Stored items:
══════════

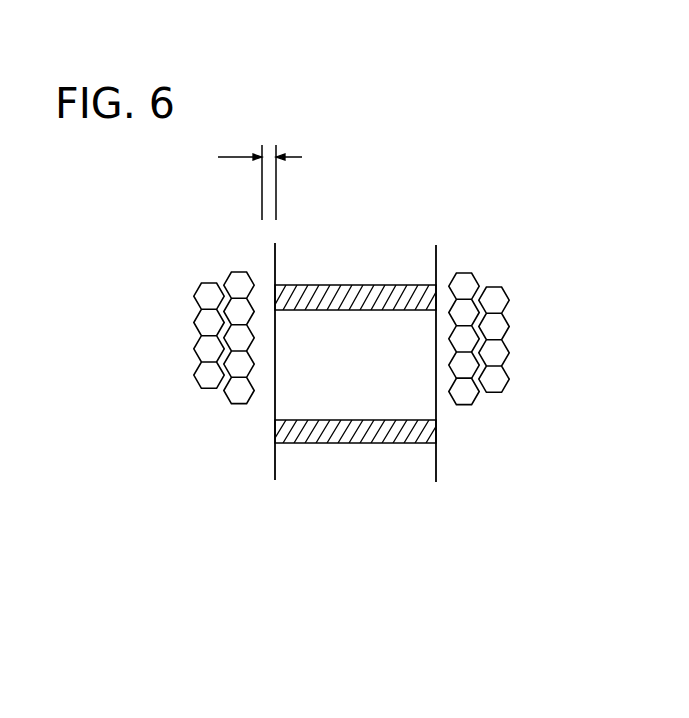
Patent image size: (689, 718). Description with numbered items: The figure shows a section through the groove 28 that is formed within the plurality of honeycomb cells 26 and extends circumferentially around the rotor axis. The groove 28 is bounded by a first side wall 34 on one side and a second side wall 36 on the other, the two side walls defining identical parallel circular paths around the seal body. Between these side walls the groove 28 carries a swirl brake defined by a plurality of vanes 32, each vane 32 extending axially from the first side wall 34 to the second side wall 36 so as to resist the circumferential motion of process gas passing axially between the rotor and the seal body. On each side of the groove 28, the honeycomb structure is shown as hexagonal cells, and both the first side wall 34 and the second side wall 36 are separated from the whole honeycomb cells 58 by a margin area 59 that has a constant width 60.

The plurality of honeycomb cells 26 is at (498, 325).
The groove 28 is at (363, 235).
The vane 32 is at (313, 285).
The first side wall 34 is at (275, 258).
The second side wall 36 is at (435, 268).
The whole honeycomb cells 58 is at (465, 408).
The margin area 59 is at (443, 275).
The constant width 60 is at (242, 157).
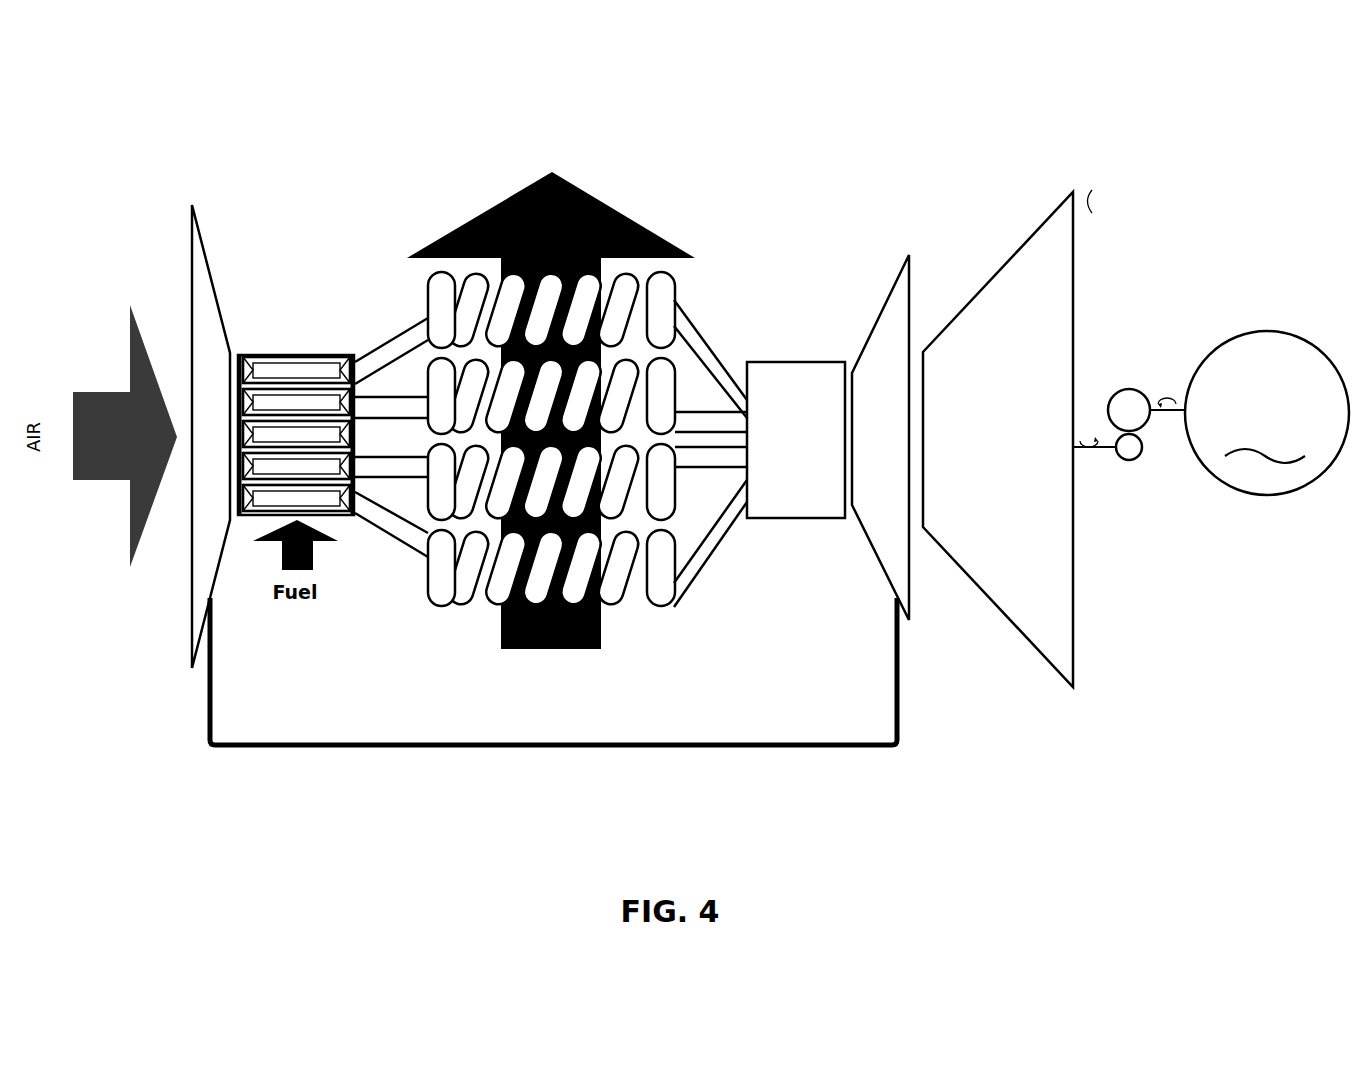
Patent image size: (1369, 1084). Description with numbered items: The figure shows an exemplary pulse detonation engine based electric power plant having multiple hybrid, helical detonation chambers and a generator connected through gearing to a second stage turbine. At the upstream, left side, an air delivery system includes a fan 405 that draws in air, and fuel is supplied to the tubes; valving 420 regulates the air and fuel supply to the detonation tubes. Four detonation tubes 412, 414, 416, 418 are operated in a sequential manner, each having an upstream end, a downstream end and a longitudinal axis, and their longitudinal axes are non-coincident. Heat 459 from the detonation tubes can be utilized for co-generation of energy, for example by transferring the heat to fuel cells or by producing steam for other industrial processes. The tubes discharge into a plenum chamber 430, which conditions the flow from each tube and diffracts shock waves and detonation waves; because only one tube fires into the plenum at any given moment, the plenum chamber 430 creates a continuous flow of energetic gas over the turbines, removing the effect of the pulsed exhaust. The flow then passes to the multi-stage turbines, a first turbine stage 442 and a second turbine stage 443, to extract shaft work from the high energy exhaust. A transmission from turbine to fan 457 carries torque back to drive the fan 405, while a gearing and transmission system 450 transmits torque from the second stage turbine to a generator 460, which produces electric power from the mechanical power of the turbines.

The fan 405 is at (180, 588).
The detonation tube 412 is at (420, 290).
The detonation tube 414 is at (551, 396).
The detonation tube 416 is at (551, 482).
The detonation tube 418 is at (551, 568).
The valving 420 is at (295, 346).
The plenum chamber 430 is at (798, 530).
The turbine 442 is at (920, 586).
The turbine stage 2 443 is at (1085, 631).
The gearing and transmission 450 is at (1133, 376).
The transmission from turbine to fan 457 is at (388, 759).
The heat from the detonation tubes 459 is at (553, 152).
The generator 460 is at (1278, 496).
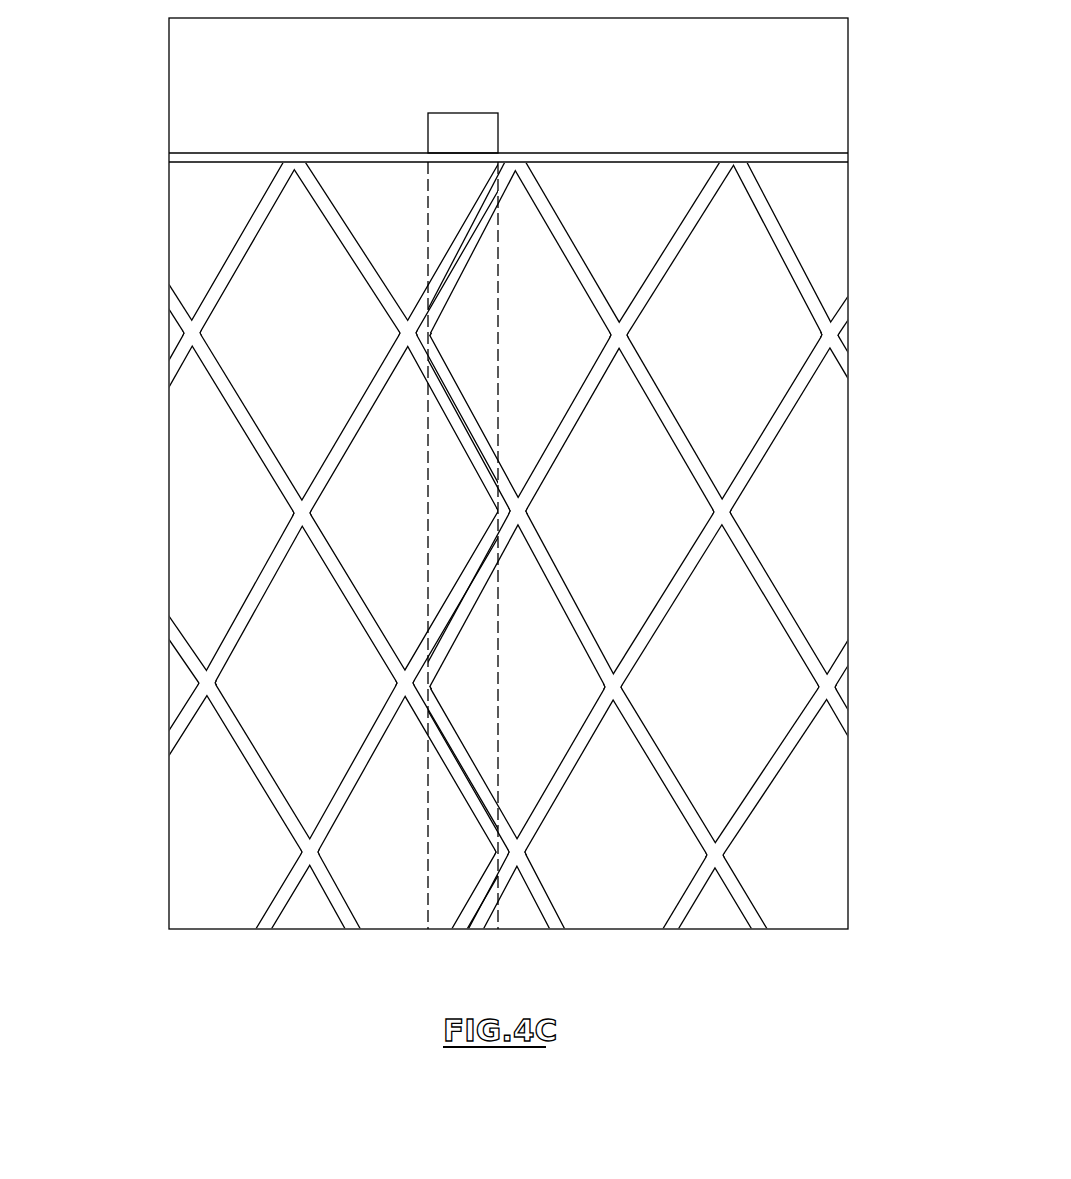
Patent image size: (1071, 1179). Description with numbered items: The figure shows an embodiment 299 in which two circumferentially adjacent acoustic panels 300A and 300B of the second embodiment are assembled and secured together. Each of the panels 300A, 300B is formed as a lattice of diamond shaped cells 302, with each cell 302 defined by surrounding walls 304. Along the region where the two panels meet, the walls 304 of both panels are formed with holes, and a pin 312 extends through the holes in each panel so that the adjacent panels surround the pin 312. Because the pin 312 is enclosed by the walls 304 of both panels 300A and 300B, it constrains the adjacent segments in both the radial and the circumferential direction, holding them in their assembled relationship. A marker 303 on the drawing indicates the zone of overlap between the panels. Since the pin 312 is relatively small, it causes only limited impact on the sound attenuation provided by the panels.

The embodiment 299 is at (114, 226).
The assembled panel 300A is at (140, 393).
The assembled panel 300B is at (868, 380).
The diamond shaped cell 302 is at (262, 283).
The overlap region marker 303 is at (513, 160).
The wall 304 is at (334, 230).
The pin 312 is at (450, 886).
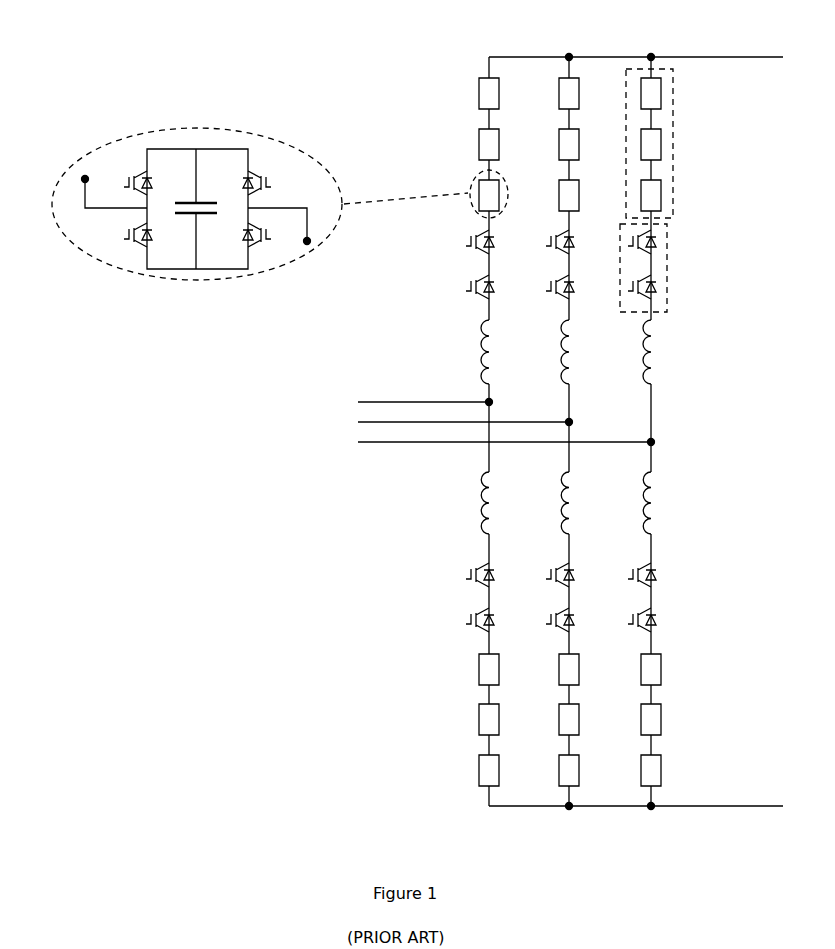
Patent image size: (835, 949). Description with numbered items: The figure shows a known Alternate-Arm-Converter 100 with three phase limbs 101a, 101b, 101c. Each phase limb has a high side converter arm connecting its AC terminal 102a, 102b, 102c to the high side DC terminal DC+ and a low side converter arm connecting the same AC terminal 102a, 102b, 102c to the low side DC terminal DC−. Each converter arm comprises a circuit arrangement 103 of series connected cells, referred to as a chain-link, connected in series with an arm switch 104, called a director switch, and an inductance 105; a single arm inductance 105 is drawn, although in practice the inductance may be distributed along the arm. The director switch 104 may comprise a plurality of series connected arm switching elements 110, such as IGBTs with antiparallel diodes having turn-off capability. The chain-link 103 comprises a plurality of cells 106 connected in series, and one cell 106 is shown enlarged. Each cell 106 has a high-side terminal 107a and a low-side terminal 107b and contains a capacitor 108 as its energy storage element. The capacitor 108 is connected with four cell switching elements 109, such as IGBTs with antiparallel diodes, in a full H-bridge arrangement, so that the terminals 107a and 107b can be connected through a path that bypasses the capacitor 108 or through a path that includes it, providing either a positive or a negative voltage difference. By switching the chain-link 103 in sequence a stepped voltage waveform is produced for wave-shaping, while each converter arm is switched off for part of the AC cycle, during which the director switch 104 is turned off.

The Alternate-Arm-Converter 100 is at (258, 32).
The phase limb 101a is at (504, 43).
The phase limb 101b is at (593, 43).
The phase limb 101c is at (670, 43).
The AC terminal 102a is at (486, 401).
The AC terminal 102b is at (602, 408).
The AC terminal 102c is at (653, 442).
The circuit arrangement of series connected cells 103 is at (675, 133).
The arm switch 104 is at (668, 262).
The inductance 105 is at (655, 345).
The cell 106 is at (480, 86).
The terminal 107a is at (85, 179).
The terminal 107b is at (308, 243).
The capacitor 108 is at (203, 200).
The cell switching element 109 is at (260, 172).
The arm switching element 110 is at (477, 277).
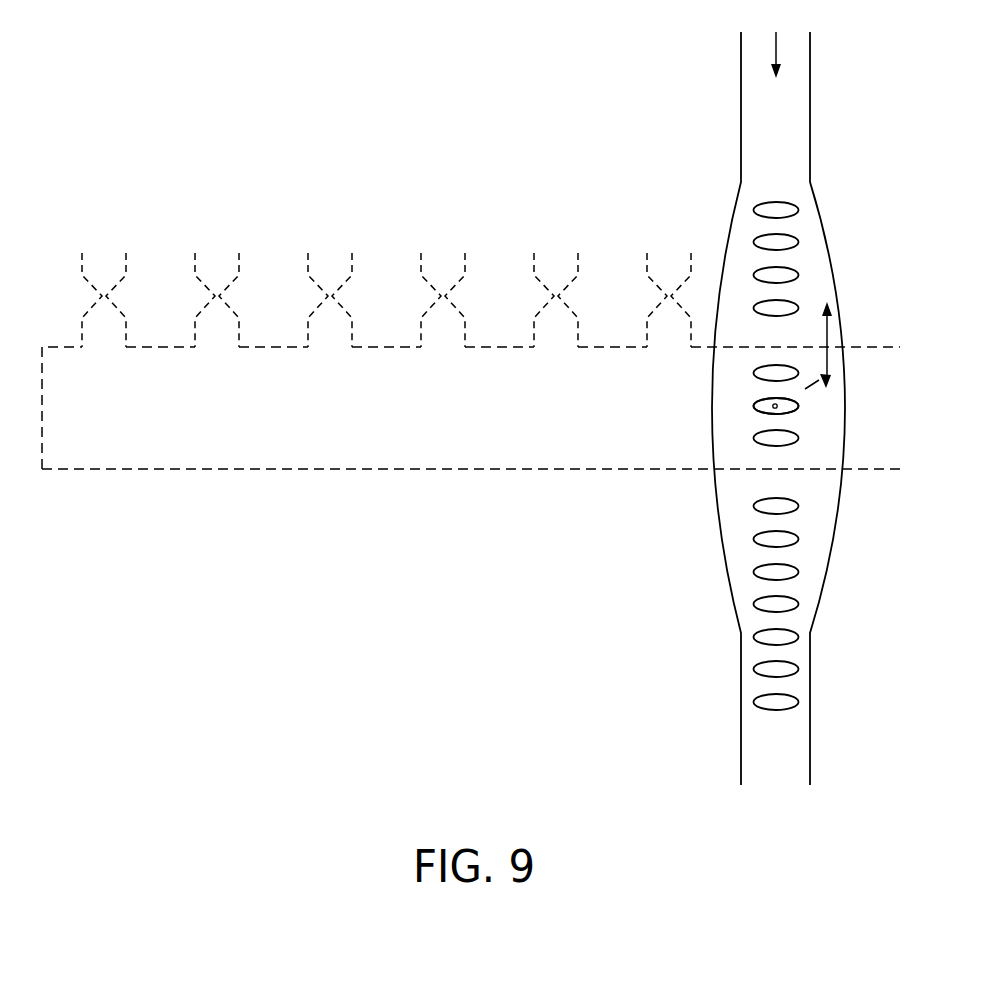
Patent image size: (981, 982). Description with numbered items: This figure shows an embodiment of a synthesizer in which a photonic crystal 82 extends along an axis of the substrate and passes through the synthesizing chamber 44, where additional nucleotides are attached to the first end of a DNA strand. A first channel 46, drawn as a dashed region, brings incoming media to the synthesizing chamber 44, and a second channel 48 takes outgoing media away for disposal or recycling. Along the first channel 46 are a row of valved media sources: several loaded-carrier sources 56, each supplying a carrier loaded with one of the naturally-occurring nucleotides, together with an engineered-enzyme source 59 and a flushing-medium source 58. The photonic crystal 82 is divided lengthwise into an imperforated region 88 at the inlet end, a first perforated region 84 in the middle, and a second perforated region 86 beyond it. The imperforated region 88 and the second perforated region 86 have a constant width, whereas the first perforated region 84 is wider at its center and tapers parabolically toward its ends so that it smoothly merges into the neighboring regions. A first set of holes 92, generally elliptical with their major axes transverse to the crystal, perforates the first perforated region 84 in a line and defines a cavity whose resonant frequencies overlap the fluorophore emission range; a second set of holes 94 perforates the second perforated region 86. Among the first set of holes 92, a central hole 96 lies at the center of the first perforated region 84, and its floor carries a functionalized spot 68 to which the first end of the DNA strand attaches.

══════════

EXERCISE GOAL
Retype the records above exactly, leaving every picture out of your copy.

YOUR RESPONSE
Patent image size: (689, 718). Description with numbered items: The figure shows a section through the groove 28 that is formed within the plurality of honeycomb cells 26 and extends circumferentially around the rotor axis. The groove 28 is bounded by a first side wall 34 on one side and a second side wall 36 on the other, the two side walls defining identical parallel circular paths around the seal body. Between these side walls the groove 28 carries a swirl brake defined by a plurality of vanes 32, each vane 32 extending axially from the first side wall 34 to the second side wall 36 so as to resist the circumferential motion of process gas passing axially between the rotor and the seal body. On each side of the groove 28, the honeycomb structure is shown as hexagonal cells, and both the first side wall 34 and the second side wall 36 are separated from the whole honeycomb cells 58 by a margin area 59 that has a constant width 60.

The plurality of honeycomb cells 26 is at (498, 325).
The groove 28 is at (363, 235).
The vane 32 is at (313, 285).
The first side wall 34 is at (275, 258).
The second side wall 36 is at (435, 268).
The whole honeycomb cells 58 is at (465, 408).
The margin area 59 is at (443, 275).
The constant width 60 is at (242, 157).
Patent image size: (1369, 1084). Description with numbered items: The figure shows an exemplary pulse detonation engine based electric power plant having multiple hybrid, helical detonation chambers and a generator connected through gearing to a second stage turbine. At the upstream, left side, an air delivery system includes a fan 405 that draws in air, and fuel is supplied to the tubes; valving 420 regulates the air and fuel supply to the detonation tubes. Four detonation tubes 412, 414, 416, 418 are operated in a sequential manner, each having an upstream end, a downstream end and a longitudinal axis, and their longitudinal axes are non-coincident. Heat 459 from the detonation tubes can be utilized for co-generation of energy, for example by transferring the heat to fuel cells or by producing steam for other industrial processes. The tubes discharge into a plenum chamber 430, which conditions the flow from each tube and diffracts shock waves and detonation waves; because only one tube fires into the plenum at any given moment, the plenum chamber 430 creates a continuous flow of energetic gas over the turbines, removing the effect of the pulsed exhaust. The flow then passes to the multi-stage turbines, a first turbine stage 442 and a second turbine stage 443, to extract shaft work from the high energy exhaust. A transmission from turbine to fan 457 carries torque back to drive the fan 405, while a gearing and transmission system 450 transmits torque from the second stage turbine to a generator 460, which produces electric power from the mechanical power of the turbines.

The fan 405 is at (180, 588).
The detonation tube 412 is at (420, 290).
The detonation tube 414 is at (551, 396).
The detonation tube 416 is at (551, 482).
The detonation tube 418 is at (551, 568).
The valving 420 is at (295, 346).
The plenum chamber 430 is at (798, 530).
The turbine 442 is at (920, 586).
The turbine stage 2 443 is at (1085, 631).
The gearing and transmission 450 is at (1133, 376).
The transmission from turbine to fan 457 is at (388, 759).
The heat from the detonation tubes 459 is at (553, 152).
The generator 460 is at (1278, 496).
Patent image size: (1071, 1179). Description with numbered items: The figure shows an embodiment 299 in which two circumferentially adjacent acoustic panels 300A and 300B of the second embodiment are assembled and secured together. Each of the panels 300A, 300B is formed as a lattice of diamond shaped cells 302, with each cell 302 defined by surrounding walls 304. Along the region where the two panels meet, the walls 304 of both panels are formed with holes, and a pin 312 extends through the holes in each panel so that the adjacent panels surround the pin 312. Because the pin 312 is enclosed by the walls 304 of both panels 300A and 300B, it constrains the adjacent segments in both the radial and the circumferential direction, holding them in their assembled relationship. A marker 303 on the drawing indicates the zone of overlap between the panels. Since the pin 312 is relatively small, it causes only limited impact on the sound attenuation provided by the panels.

The embodiment 299 is at (114, 226).
The assembled panel 300A is at (140, 393).
The assembled panel 300B is at (868, 380).
The diamond shaped cell 302 is at (262, 283).
The overlap region marker 303 is at (513, 160).
The wall 304 is at (334, 230).
The pin 312 is at (450, 886).
Patent image size: (835, 949). Description with numbered items: The figure shows a known Alternate-Arm-Converter 100 with three phase limbs 101a, 101b, 101c. Each phase limb has a high side converter arm connecting its AC terminal 102a, 102b, 102c to the high side DC terminal DC+ and a low side converter arm connecting the same AC terminal 102a, 102b, 102c to the low side DC terminal DC−. Each converter arm comprises a circuit arrangement 103 of series connected cells, referred to as a chain-link, connected in series with an arm switch 104, called a director switch, and an inductance 105; a single arm inductance 105 is drawn, although in practice the inductance may be distributed along the arm. The director switch 104 may comprise a plurality of series connected arm switching elements 110, such as IGBTs with antiparallel diodes having turn-off capability. The chain-link 103 comprises a plurality of cells 106 connected in series, and one cell 106 is shown enlarged. Each cell 106 has a high-side terminal 107a and a low-side terminal 107b and contains a capacitor 108 as its energy storage element. The capacitor 108 is connected with four cell switching elements 109, such as IGBTs with antiparallel diodes, in a full H-bridge arrangement, so that the terminals 107a and 107b can be connected through a path that bypasses the capacitor 108 or through a path that includes it, providing either a positive or a negative voltage difference. By switching the chain-link 103 in sequence a stepped voltage waveform is produced for wave-shaping, while each converter arm is switched off for part of the AC cycle, during which the director switch 104 is turned off.

The Alternate-Arm-Converter 100 is at (258, 32).
The phase limb 101a is at (504, 43).
The phase limb 101b is at (593, 43).
The phase limb 101c is at (670, 43).
The AC terminal 102a is at (486, 401).
The AC terminal 102b is at (602, 408).
The AC terminal 102c is at (653, 442).
The circuit arrangement of series connected cells 103 is at (675, 133).
The arm switch 104 is at (668, 262).
The inductance 105 is at (655, 345).
The cell 106 is at (480, 86).
The terminal 107a is at (85, 179).
The terminal 107b is at (308, 243).
The capacitor 108 is at (203, 200).
The cell switching element 109 is at (260, 172).
The arm switching element 110 is at (477, 277).
Patent image size: (981, 982). Description with numbered items: This figure shows an embodiment of a synthesizer in which a photonic crystal 82 extends along an axis of the substrate and passes through the synthesizing chamber 44, where additional nucleotides are attached to the first end of a DNA strand. A first channel 46, drawn as a dashed region, brings incoming media to the synthesizing chamber 44, and a second channel 48 takes outgoing media away for disposal or recycling. Along the first channel 46 are a row of valved media sources: several loaded-carrier sources 56, each supplying a carrier loaded with one of the naturally-occurring nucleotides, together with an engineered-enzyme source 59 and a flushing-medium source 58. The photonic crystal 82 is divided lengthwise into an imperforated region 88 at the inlet end, a first perforated region 84 in the middle, and a second perforated region 86 beyond it. The imperforated region 88 and the second perforated region 86 have a constant width, whereas the first perforated region 84 is wider at its center and tapers parabolically toward its ends so that it smoothly merges into the neighboring regions. A first set of holes 92, generally elliptical with their major axes transverse to the crystal, perforates the first perforated region 84 in a line and defines a cavity whose resonant frequencies overlap the fluorophore emission range; a second set of holes 94 perforates the second perforated region 86. Among the first set of holes 92, a central hole 96 lies at the center of the first perforated region 84, and its floor carries a functionalized spot 68 to which the first end of the DNA strand attaches.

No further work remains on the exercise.